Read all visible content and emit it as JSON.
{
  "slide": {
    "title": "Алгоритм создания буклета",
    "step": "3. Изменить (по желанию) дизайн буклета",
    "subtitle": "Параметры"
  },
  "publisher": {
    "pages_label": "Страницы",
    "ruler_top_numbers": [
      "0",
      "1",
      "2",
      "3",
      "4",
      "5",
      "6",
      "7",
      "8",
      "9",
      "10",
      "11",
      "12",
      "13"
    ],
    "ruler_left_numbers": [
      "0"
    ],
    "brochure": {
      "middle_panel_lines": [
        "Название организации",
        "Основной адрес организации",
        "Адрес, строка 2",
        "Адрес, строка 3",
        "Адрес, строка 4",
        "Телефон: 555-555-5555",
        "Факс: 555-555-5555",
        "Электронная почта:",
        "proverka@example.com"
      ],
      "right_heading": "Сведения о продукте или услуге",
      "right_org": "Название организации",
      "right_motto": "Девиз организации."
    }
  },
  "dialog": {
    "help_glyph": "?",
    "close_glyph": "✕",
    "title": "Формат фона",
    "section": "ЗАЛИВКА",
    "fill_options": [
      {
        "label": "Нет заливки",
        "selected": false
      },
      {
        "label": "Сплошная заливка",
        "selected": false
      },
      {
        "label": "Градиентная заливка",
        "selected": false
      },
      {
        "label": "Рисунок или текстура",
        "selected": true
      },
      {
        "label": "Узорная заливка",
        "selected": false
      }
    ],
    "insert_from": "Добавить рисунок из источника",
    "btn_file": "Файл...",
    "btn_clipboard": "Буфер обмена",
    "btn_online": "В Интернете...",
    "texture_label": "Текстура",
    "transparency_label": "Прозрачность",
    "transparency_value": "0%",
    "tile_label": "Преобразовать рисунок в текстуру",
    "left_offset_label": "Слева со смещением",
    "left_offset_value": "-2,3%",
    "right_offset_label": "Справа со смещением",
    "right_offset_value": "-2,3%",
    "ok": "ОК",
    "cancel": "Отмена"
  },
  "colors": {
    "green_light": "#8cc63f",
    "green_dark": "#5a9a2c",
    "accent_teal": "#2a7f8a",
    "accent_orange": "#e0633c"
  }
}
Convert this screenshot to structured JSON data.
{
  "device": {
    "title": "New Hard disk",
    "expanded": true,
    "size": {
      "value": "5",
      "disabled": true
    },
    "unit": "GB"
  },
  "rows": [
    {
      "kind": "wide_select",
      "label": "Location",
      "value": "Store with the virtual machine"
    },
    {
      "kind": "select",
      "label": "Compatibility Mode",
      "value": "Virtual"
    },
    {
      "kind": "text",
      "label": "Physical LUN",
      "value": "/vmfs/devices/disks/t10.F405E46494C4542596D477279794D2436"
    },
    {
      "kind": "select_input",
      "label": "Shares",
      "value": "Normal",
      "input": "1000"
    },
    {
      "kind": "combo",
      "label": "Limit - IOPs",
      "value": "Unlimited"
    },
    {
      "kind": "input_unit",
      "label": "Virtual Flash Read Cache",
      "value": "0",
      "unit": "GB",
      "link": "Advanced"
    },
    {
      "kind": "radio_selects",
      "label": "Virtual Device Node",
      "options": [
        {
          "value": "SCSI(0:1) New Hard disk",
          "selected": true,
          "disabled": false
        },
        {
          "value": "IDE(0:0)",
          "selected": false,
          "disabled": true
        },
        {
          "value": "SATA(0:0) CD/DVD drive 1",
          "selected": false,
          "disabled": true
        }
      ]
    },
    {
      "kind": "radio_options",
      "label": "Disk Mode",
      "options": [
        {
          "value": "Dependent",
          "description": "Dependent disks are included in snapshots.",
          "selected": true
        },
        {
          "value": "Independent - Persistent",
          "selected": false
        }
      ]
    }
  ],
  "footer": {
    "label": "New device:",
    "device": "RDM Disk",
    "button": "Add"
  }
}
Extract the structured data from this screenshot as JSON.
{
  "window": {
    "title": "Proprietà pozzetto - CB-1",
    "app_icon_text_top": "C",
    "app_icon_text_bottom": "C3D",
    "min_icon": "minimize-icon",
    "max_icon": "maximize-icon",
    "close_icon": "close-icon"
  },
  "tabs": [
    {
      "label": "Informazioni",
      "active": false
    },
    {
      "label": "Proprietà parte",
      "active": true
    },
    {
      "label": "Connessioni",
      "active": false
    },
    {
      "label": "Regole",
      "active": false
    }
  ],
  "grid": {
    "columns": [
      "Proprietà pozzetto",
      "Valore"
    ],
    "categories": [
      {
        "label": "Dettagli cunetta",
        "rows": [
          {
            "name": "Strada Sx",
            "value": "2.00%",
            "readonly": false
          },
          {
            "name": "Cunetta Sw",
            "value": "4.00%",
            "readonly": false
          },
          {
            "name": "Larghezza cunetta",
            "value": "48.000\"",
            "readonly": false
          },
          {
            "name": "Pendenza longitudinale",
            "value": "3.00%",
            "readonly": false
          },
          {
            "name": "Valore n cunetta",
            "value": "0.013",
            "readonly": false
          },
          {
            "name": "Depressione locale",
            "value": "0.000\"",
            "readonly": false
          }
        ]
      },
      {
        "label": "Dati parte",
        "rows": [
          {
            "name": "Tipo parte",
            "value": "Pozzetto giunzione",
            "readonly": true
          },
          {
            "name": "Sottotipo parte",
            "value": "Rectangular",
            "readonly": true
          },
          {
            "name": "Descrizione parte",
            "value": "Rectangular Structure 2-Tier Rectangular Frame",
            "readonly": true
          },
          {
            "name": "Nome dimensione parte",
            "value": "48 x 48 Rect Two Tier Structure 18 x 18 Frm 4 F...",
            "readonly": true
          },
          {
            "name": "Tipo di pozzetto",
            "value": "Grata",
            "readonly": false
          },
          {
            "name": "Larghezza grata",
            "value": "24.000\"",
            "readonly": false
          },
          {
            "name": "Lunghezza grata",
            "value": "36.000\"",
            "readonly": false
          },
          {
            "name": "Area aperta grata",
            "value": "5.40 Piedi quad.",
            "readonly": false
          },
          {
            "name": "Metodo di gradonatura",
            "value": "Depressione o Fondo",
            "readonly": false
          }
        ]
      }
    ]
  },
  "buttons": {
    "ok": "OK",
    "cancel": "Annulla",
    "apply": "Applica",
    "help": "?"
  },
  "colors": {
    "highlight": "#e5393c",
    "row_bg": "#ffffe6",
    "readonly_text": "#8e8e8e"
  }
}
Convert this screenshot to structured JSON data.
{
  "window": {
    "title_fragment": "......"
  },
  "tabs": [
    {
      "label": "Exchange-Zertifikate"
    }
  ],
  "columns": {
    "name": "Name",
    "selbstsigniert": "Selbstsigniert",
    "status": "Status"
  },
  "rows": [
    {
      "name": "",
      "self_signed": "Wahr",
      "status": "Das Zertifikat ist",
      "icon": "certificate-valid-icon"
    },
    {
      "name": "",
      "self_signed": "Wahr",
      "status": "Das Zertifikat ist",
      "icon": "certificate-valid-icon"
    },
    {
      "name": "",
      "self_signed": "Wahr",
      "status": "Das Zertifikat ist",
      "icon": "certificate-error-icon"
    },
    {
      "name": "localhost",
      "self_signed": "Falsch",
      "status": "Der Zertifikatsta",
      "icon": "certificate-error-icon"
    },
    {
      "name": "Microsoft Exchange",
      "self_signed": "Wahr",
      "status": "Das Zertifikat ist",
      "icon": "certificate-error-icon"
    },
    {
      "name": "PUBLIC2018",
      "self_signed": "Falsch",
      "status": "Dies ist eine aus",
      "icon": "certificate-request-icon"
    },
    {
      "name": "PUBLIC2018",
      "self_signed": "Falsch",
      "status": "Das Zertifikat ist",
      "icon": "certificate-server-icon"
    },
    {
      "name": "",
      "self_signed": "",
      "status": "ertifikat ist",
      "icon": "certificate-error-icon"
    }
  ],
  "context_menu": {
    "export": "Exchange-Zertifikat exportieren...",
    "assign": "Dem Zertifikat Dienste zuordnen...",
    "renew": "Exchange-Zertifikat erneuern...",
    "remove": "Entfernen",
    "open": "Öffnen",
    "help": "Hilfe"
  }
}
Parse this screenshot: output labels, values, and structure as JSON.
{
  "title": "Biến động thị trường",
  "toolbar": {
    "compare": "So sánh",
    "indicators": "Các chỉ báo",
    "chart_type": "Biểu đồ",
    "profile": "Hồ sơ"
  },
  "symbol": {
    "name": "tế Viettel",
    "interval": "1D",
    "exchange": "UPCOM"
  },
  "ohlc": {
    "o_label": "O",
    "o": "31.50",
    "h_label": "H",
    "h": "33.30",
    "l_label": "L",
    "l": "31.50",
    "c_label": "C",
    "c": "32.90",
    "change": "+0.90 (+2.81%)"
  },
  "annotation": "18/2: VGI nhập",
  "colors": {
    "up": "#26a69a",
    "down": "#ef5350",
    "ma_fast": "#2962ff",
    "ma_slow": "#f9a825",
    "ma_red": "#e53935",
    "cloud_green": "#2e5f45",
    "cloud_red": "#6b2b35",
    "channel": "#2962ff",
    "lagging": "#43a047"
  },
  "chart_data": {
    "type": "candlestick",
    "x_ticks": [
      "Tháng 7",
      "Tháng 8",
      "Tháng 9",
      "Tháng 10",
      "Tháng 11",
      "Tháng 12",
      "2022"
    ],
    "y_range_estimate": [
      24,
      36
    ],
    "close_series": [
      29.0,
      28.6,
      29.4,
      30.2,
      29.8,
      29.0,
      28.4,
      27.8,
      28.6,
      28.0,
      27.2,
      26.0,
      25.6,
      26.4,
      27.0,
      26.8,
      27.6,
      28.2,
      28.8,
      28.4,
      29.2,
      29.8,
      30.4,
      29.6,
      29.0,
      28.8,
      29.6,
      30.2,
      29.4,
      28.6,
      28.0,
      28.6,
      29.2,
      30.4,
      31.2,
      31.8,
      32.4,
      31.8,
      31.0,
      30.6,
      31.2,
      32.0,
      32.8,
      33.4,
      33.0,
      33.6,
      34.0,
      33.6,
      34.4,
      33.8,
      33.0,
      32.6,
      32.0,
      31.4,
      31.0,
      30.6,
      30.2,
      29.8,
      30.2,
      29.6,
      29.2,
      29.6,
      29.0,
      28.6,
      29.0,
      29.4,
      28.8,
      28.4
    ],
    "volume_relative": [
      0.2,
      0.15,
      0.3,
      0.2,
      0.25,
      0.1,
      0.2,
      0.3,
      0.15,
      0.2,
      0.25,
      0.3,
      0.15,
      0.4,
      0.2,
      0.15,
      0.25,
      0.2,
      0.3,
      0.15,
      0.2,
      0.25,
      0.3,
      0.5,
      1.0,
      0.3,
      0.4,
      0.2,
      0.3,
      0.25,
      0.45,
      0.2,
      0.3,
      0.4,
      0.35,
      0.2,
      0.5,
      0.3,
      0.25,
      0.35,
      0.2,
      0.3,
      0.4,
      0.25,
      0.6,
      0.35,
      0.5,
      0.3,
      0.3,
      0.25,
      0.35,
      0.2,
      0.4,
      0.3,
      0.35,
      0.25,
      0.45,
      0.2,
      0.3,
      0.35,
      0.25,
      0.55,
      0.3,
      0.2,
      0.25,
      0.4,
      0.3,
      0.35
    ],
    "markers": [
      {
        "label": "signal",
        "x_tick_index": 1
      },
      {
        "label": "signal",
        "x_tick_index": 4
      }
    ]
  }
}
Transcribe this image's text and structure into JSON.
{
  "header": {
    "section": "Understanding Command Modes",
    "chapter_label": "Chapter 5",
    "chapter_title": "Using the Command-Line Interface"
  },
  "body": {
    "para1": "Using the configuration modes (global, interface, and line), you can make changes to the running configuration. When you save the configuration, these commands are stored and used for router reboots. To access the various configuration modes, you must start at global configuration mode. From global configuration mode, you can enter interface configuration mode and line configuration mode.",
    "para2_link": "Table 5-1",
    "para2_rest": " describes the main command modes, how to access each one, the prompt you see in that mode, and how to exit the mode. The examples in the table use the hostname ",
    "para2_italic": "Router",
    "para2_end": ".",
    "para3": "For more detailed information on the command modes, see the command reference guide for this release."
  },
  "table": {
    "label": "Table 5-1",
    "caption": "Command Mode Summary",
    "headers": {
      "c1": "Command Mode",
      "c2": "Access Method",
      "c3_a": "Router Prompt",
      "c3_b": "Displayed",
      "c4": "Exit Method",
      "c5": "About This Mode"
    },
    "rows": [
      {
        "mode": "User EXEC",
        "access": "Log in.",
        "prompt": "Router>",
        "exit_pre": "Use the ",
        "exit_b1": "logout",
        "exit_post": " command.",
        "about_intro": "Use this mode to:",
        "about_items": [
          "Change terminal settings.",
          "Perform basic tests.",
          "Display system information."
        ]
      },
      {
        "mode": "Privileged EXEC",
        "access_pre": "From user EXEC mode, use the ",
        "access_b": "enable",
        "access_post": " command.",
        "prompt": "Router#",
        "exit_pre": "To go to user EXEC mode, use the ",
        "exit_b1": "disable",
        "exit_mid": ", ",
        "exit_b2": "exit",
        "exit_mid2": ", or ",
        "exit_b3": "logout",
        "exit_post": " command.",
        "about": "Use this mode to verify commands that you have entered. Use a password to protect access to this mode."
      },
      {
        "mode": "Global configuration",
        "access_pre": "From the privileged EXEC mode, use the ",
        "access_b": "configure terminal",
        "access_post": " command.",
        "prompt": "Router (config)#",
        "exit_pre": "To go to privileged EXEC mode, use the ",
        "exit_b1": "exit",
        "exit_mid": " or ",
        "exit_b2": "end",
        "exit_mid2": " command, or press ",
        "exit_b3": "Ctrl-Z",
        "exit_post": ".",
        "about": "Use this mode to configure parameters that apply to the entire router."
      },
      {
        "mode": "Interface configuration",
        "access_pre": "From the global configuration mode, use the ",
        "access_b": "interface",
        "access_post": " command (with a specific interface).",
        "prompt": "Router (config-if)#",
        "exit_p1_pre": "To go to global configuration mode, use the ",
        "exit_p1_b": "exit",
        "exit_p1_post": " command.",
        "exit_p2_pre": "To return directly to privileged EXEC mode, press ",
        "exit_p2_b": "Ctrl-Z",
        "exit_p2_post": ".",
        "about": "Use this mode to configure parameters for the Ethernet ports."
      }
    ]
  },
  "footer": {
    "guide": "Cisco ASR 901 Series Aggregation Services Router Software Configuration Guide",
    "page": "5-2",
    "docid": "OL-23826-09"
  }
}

### Objective:
Of the lines in the entries, how many include the word "Tháng"? State only the number.

### Solution to the exercise:
6